**Task requirements**: What you return should match every record exactly, with the images removed.

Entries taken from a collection

····················

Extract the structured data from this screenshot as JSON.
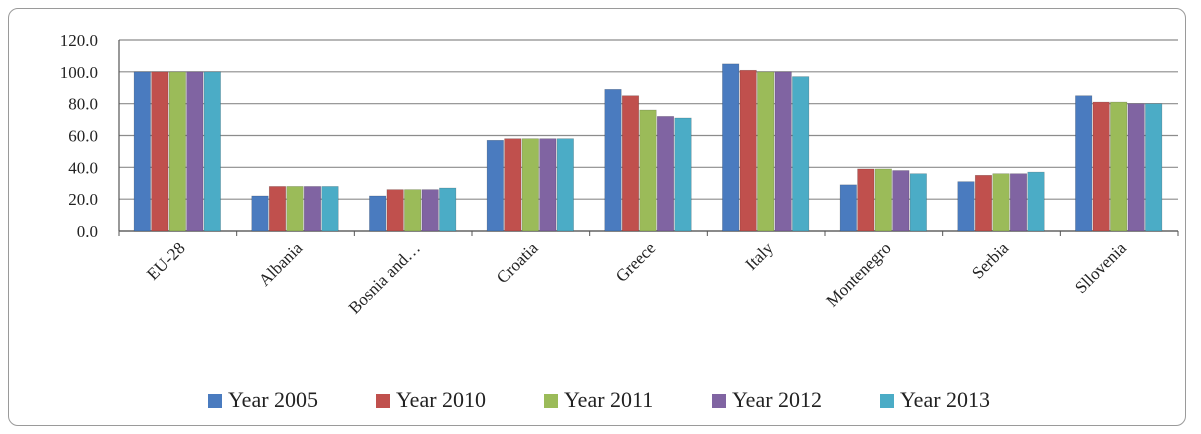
{
  "chart_data": {
    "type": "bar",
    "title": "",
    "xlabel": "",
    "ylabel": "",
    "ylim": [
      0,
      120
    ],
    "yticks": [
      "0.0",
      "20.0",
      "40.0",
      "60.0",
      "80.0",
      "100.0",
      "120.0"
    ],
    "grid": true,
    "legend_position": "bottom",
    "categories": [
      "EU-28",
      "Albania",
      "Bosnia and…",
      "Croatia",
      "Greece",
      "Italy",
      "Montenegro",
      "Serbia",
      "Sllovenia"
    ],
    "series": [
      {
        "name": "Year 2005",
        "color": "#4a7bbf",
        "values": [
          100,
          22,
          22,
          57,
          89,
          105,
          29,
          31,
          85
        ]
      },
      {
        "name": "Year 2010",
        "color": "#c0504d",
        "values": [
          100,
          28,
          26,
          58,
          85,
          101,
          39,
          35,
          81
        ]
      },
      {
        "name": "Year 2011",
        "color": "#9bbb59",
        "values": [
          100,
          28,
          26,
          58,
          76,
          100,
          39,
          36,
          81
        ]
      },
      {
        "name": "Year 2012",
        "color": "#8064a2",
        "values": [
          100,
          28,
          26,
          58,
          72,
          100,
          38,
          36,
          80
        ]
      },
      {
        "name": "Year 2013",
        "color": "#4bacc6",
        "values": [
          100,
          28,
          27,
          58,
          71,
          97,
          36,
          37,
          80
        ]
      }
    ]
  }
}
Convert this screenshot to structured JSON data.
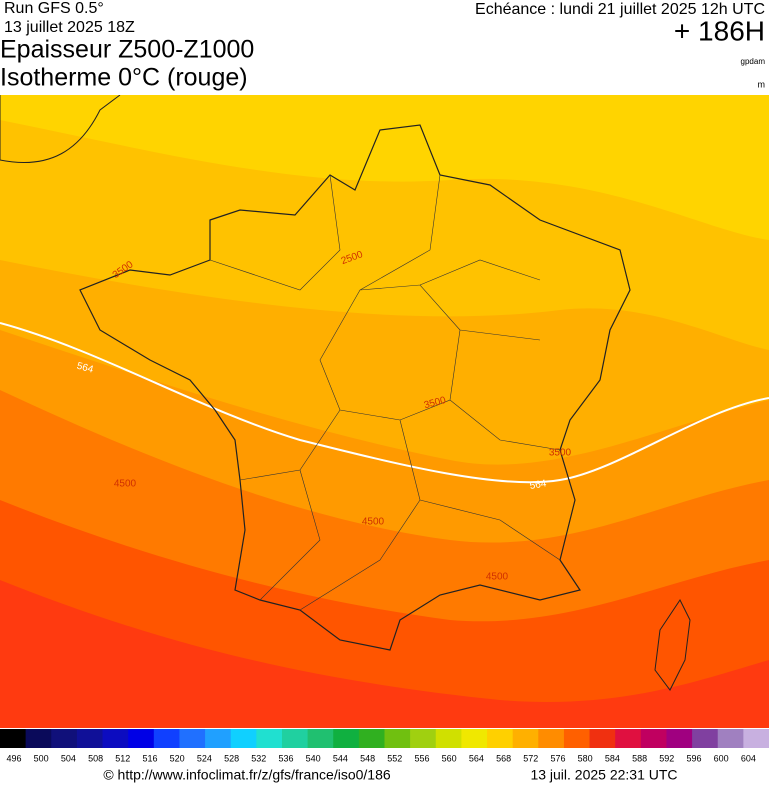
{
  "header": {
    "model": "Run GFS 0.5°",
    "run": "13 juillet 2025 18Z",
    "title1": "Epaisseur Z500-Z1000",
    "title2": "Isotherme 0°C (rouge)",
    "valid": "Echéance : lundi 21 juillet 2025 12h UTC",
    "lead": "+ 186H",
    "unit1": "gpdam",
    "unit2": "m"
  },
  "map": {
    "contour_labels": [
      3500,
      2500,
      564,
      4500,
      3500,
      4500,
      3500,
      564,
      4500
    ]
  },
  "colorbar": {
    "labels": [
      496,
      500,
      504,
      508,
      512,
      516,
      520,
      524,
      528,
      532,
      536,
      540,
      544,
      548,
      552,
      556,
      560,
      564,
      568,
      572,
      576,
      580,
      584,
      588,
      592,
      596,
      600,
      604
    ],
    "colors": [
      "#000000",
      "#0a0a5a",
      "#10107a",
      "#101098",
      "#0c0cc0",
      "#0000e6",
      "#1040ff",
      "#2070ff",
      "#20a0ff",
      "#10d0ff",
      "#20e0d0",
      "#20d0a0",
      "#20c070",
      "#10b040",
      "#30b020",
      "#70c010",
      "#a0d010",
      "#d0e000",
      "#f0e800",
      "#ffd000",
      "#ffb000",
      "#ff8c00",
      "#ff6000",
      "#f03010",
      "#e01040",
      "#c00060",
      "#a00080",
      "#8040a0",
      "#a080c0",
      "#c8b0e0"
    ]
  },
  "footer": {
    "url": "© http://www.infoclimat.fr/z/gfs/france/iso0/186",
    "stamp": "13 juil. 2025 22:31 UTC"
  }
}
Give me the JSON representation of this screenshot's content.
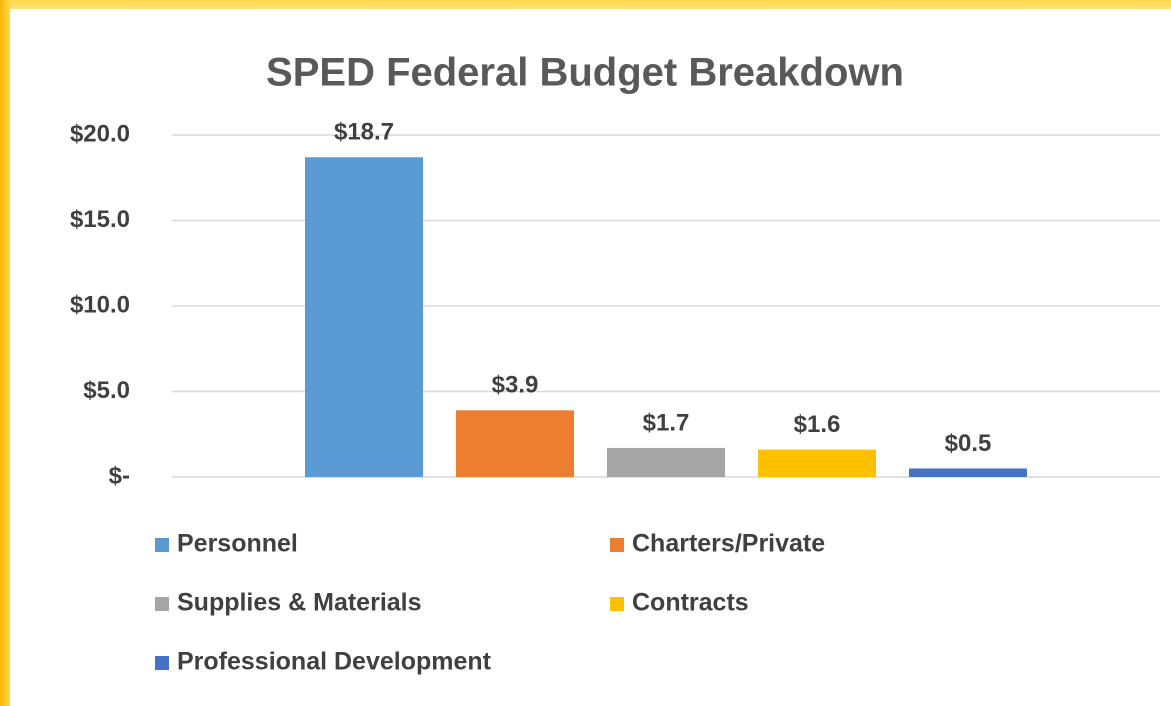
{
  "chart_data": {
    "type": "bar",
    "title": "SPED Federal Budget Breakdown",
    "categories": [
      null
    ],
    "series": [
      {
        "name": "Personnel",
        "color": "#5b9bd5",
        "values": [
          18.7
        ],
        "value_labels": [
          "$18.7"
        ]
      },
      {
        "name": "Charters/Private",
        "color": "#ed7d31",
        "values": [
          3.9
        ],
        "value_labels": [
          "$3.9"
        ]
      },
      {
        "name": "Supplies & Materials",
        "color": "#a5a5a5",
        "values": [
          1.7
        ],
        "value_labels": [
          "$1.7"
        ]
      },
      {
        "name": "Contracts",
        "color": "#ffc000",
        "values": [
          1.6
        ],
        "value_labels": [
          "$1.6"
        ]
      },
      {
        "name": "Professional Development",
        "color": "#4472c4",
        "values": [
          0.5
        ],
        "value_labels": [
          "$0.5"
        ]
      }
    ],
    "ylim": [
      0,
      20
    ],
    "yticks": [
      {
        "value": 0,
        "label": "$-"
      },
      {
        "value": 5,
        "label": "$5.0"
      },
      {
        "value": 10,
        "label": "$10.0"
      },
      {
        "value": 15,
        "label": "$15.0"
      },
      {
        "value": 20,
        "label": "$20.0"
      }
    ],
    "grid": true,
    "legend": "bottom"
  }
}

····················

**Solution to the problem**:
Extract the structured data from this screenshot as JSON.
{
  "chart_data": {
    "type": "bar",
    "title": "",
    "xlabel": "",
    "ylabel": "",
    "ylim": [
      0,
      120
    ],
    "yticks": [
      "0.0",
      "20.0",
      "40.0",
      "60.0",
      "80.0",
      "100.0",
      "120.0"
    ],
    "grid": true,
    "legend_position": "bottom",
    "categories": [
      "EU-28",
      "Albania",
      "Bosnia and…",
      "Croatia",
      "Greece",
      "Italy",
      "Montenegro",
      "Serbia",
      "Sllovenia"
    ],
    "series": [
      {
        "name": "Year 2005",
        "color": "#4a7bbf",
        "values": [
          100,
          22,
          22,
          57,
          89,
          105,
          29,
          31,
          85
        ]
      },
      {
        "name": "Year 2010",
        "color": "#c0504d",
        "values": [
          100,
          28,
          26,
          58,
          85,
          101,
          39,
          35,
          81
        ]
      },
      {
        "name": "Year 2011",
        "color": "#9bbb59",
        "values": [
          100,
          28,
          26,
          58,
          76,
          100,
          39,
          36,
          81
        ]
      },
      {
        "name": "Year 2012",
        "color": "#8064a2",
        "values": [
          100,
          28,
          26,
          58,
          72,
          100,
          38,
          36,
          80
        ]
      },
      {
        "name": "Year 2013",
        "color": "#4bacc6",
        "values": [
          100,
          28,
          27,
          58,
          71,
          97,
          36,
          37,
          80
        ]
      }
    ]
  }
}
Convert this screenshot to structured JSON data.
{
  "header": {
    "model": "Run GFS 0.5°",
    "run": "13 juillet 2025 18Z",
    "title1": "Epaisseur Z500-Z1000",
    "title2": "Isotherme 0°C (rouge)",
    "valid": "Echéance : lundi 21 juillet 2025 12h UTC",
    "lead": "+ 186H",
    "unit1": "gpdam",
    "unit2": "m"
  },
  "map": {
    "contour_labels": [
      3500,
      2500,
      564,
      4500,
      3500,
      4500,
      3500,
      564,
      4500
    ]
  },
  "colorbar": {
    "labels": [
      496,
      500,
      504,
      508,
      512,
      516,
      520,
      524,
      528,
      532,
      536,
      540,
      544,
      548,
      552,
      556,
      560,
      564,
      568,
      572,
      576,
      580,
      584,
      588,
      592,
      596,
      600,
      604
    ],
    "colors": [
      "#000000",
      "#0a0a5a",
      "#10107a",
      "#101098",
      "#0c0cc0",
      "#0000e6",
      "#1040ff",
      "#2070ff",
      "#20a0ff",
      "#10d0ff",
      "#20e0d0",
      "#20d0a0",
      "#20c070",
      "#10b040",
      "#30b020",
      "#70c010",
      "#a0d010",
      "#d0e000",
      "#f0e800",
      "#ffd000",
      "#ffb000",
      "#ff8c00",
      "#ff6000",
      "#f03010",
      "#e01040",
      "#c00060",
      "#a00080",
      "#8040a0",
      "#a080c0",
      "#c8b0e0"
    ]
  },
  "footer": {
    "url": "© http://www.infoclimat.fr/z/gfs/france/iso0/186",
    "stamp": "13 juil. 2025 22:31 UTC"
  }
}
Give me the JSON representation of this screenshot's content.
{
  "chart_data": {
    "type": "bar",
    "title": "SPED Federal Budget Breakdown",
    "categories": [
      null
    ],
    "series": [
      {
        "name": "Personnel",
        "color": "#5b9bd5",
        "values": [
          18.7
        ],
        "value_labels": [
          "$18.7"
        ]
      },
      {
        "name": "Charters/Private",
        "color": "#ed7d31",
        "values": [
          3.9
        ],
        "value_labels": [
          "$3.9"
        ]
      },
      {
        "name": "Supplies & Materials",
        "color": "#a5a5a5",
        "values": [
          1.7
        ],
        "value_labels": [
          "$1.7"
        ]
      },
      {
        "name": "Contracts",
        "color": "#ffc000",
        "values": [
          1.6
        ],
        "value_labels": [
          "$1.6"
        ]
      },
      {
        "name": "Professional Development",
        "color": "#4472c4",
        "values": [
          0.5
        ],
        "value_labels": [
          "$0.5"
        ]
      }
    ],
    "ylim": [
      0,
      20
    ],
    "yticks": [
      {
        "value": 0,
        "label": "$-"
      },
      {
        "value": 5,
        "label": "$5.0"
      },
      {
        "value": 10,
        "label": "$10.0"
      },
      {
        "value": 15,
        "label": "$15.0"
      },
      {
        "value": 20,
        "label": "$20.0"
      }
    ],
    "grid": true,
    "legend": "bottom"
  }
}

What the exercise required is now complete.